# [STATED GOAL]
Return each line of the listing that contains the string "Итого".

# [DATASET RECORDS]
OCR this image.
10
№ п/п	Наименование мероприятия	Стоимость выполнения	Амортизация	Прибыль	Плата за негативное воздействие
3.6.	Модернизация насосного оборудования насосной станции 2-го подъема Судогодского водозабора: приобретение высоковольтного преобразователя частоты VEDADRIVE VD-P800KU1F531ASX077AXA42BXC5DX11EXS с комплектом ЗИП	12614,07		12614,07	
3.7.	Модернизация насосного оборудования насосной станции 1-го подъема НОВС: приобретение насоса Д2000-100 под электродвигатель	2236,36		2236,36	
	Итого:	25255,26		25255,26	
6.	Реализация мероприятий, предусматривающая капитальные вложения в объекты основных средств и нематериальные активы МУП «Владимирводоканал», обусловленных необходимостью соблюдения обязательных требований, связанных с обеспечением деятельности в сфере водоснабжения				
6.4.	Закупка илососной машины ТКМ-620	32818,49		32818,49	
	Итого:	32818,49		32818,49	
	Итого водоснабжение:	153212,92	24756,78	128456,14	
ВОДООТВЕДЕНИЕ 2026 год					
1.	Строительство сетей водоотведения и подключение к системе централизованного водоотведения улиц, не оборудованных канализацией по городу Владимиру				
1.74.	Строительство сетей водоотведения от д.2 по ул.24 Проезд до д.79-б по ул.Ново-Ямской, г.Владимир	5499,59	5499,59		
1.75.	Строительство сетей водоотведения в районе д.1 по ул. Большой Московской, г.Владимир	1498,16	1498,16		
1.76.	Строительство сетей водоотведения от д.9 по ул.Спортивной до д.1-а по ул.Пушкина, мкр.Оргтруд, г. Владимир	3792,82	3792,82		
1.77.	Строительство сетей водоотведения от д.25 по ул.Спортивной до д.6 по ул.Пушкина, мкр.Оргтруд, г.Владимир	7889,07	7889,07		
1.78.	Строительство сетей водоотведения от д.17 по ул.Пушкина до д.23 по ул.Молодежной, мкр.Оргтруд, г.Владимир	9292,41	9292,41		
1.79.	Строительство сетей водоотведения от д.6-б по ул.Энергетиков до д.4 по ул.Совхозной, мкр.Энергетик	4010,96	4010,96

# [FINISHED ANSWER]
	Итого:	25255,26		25255,26	
	Итого:	32818,49		32818,49	
	Итого водоснабжение:	153212,92	24756,78	128456,14	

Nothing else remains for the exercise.